**Exercise objective**
Indicate only the number of lines in the listing below in which the word "OLED" appears.

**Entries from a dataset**
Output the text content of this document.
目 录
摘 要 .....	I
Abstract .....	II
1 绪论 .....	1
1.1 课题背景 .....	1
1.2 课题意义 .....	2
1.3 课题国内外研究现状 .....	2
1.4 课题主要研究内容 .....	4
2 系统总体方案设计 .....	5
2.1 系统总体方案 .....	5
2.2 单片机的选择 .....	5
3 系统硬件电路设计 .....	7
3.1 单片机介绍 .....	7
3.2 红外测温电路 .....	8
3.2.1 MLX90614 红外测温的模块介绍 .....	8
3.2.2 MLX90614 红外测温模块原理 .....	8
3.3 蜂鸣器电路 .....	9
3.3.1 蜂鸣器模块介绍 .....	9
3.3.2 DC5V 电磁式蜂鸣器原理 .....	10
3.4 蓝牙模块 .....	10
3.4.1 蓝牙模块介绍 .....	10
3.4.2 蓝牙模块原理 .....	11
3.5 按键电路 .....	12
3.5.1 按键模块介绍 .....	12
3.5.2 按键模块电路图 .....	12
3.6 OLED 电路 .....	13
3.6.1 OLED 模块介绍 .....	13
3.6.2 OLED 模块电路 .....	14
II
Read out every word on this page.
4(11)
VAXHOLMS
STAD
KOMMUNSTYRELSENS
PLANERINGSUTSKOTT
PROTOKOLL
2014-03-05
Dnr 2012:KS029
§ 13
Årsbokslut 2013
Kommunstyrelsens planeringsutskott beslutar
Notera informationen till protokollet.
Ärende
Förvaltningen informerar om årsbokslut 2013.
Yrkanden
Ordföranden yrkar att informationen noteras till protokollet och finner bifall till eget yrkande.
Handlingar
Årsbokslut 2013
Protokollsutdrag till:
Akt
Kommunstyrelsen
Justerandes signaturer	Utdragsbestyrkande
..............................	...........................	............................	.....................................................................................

**Reply**
3